Task prompt: Reproduce all the lines below exactly and omit the images.

Stored records:

## BEGIN

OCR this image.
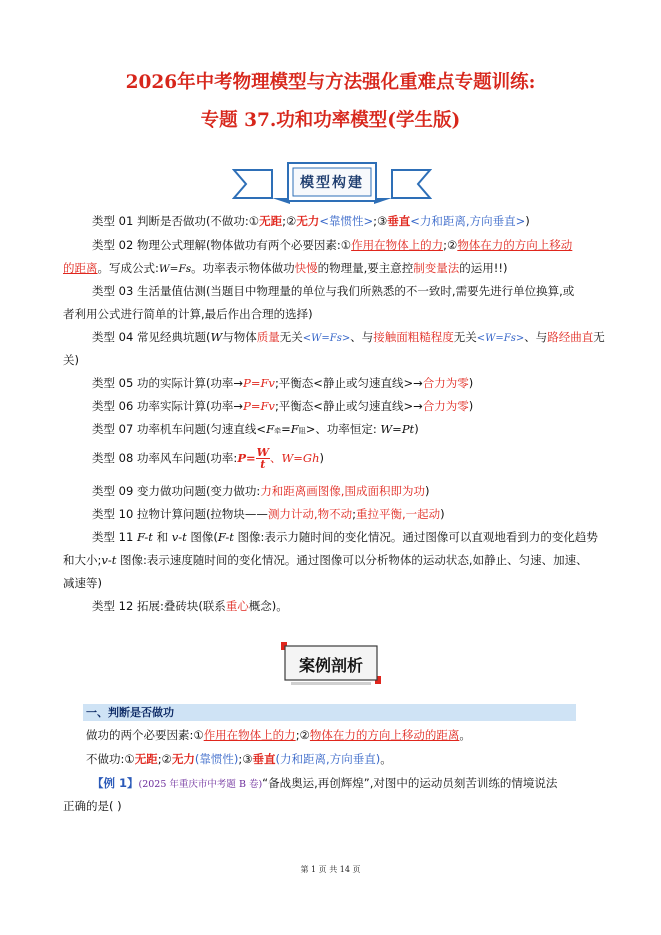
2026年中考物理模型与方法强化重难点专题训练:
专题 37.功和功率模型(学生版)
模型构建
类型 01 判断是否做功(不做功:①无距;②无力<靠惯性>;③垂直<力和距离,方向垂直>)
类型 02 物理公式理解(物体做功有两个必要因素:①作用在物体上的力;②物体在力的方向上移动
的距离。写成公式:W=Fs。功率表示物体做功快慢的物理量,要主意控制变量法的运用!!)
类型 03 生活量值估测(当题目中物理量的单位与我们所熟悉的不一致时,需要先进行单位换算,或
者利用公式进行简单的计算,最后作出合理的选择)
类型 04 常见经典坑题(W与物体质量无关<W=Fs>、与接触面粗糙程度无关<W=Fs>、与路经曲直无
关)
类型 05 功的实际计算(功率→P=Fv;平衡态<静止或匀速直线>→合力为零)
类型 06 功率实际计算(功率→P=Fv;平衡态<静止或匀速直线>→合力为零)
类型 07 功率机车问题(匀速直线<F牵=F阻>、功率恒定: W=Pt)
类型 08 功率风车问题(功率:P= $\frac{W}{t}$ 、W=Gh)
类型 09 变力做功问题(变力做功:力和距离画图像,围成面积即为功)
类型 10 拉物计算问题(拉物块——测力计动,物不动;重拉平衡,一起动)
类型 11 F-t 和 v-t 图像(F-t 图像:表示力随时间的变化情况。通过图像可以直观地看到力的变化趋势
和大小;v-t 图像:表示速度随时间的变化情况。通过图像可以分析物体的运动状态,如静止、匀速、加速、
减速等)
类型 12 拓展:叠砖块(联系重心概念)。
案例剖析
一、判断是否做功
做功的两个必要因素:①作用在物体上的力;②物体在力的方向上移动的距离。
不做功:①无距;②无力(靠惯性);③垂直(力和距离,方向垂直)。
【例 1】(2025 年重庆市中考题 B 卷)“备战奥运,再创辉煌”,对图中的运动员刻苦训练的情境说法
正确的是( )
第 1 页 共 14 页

## END

Final result:
OCR this image.
2026年中考物理模型与方法强化重难点专题训练:
专题 37.功和功率模型(学生版)
模型构建
类型 01 判断是否做功(不做功:①无距;②无力<靠惯性>;③垂直<力和距离,方向垂直>)
类型 02 物理公式理解(物体做功有两个必要因素:①作用在物体上的力;②物体在力的方向上移动
的距离。写成公式:W=Fs。功率表示物体做功快慢的物理量,要主意控制变量法的运用!!)
类型 03 生活量值估测(当题目中物理量的单位与我们所熟悉的不一致时,需要先进行单位换算,或
者利用公式进行简单的计算,最后作出合理的选择)
类型 04 常见经典坑题(W与物体质量无关<W=Fs>、与接触面粗糙程度无关<W=Fs>、与路经曲直无
关)
类型 05 功的实际计算(功率→P=Fv;平衡态<静止或匀速直线>→合力为零)
类型 06 功率实际计算(功率→P=Fv;平衡态<静止或匀速直线>→合力为零)
类型 07 功率机车问题(匀速直线<F牵=F阻>、功率恒定: W=Pt)
类型 08 功率风车问题(功率:P= $\frac{W}{t}$ 、W=Gh)
类型 09 变力做功问题(变力做功:力和距离画图像,围成面积即为功)
类型 10 拉物计算问题(拉物块——测力计动,物不动;重拉平衡,一起动)
类型 11 F-t 和 v-t 图像(F-t 图像:表示力随时间的变化情况。通过图像可以直观地看到力的变化趋势
和大小;v-t 图像:表示速度随时间的变化情况。通过图像可以分析物体的运动状态,如静止、匀速、加速、
减速等)
类型 12 拓展:叠砖块(联系重心概念)。
案例剖析
一、判断是否做功
做功的两个必要因素:①作用在物体上的力;②物体在力的方向上移动的距离。
不做功:①无距;②无力(靠惯性);③垂直(力和距离,方向垂直)。
【例 1】(2025 年重庆市中考题 B 卷)“备战奥运,再创辉煌”,对图中的运动员刻苦训练的情境说法
正确的是( )
第 1 页 共 14 页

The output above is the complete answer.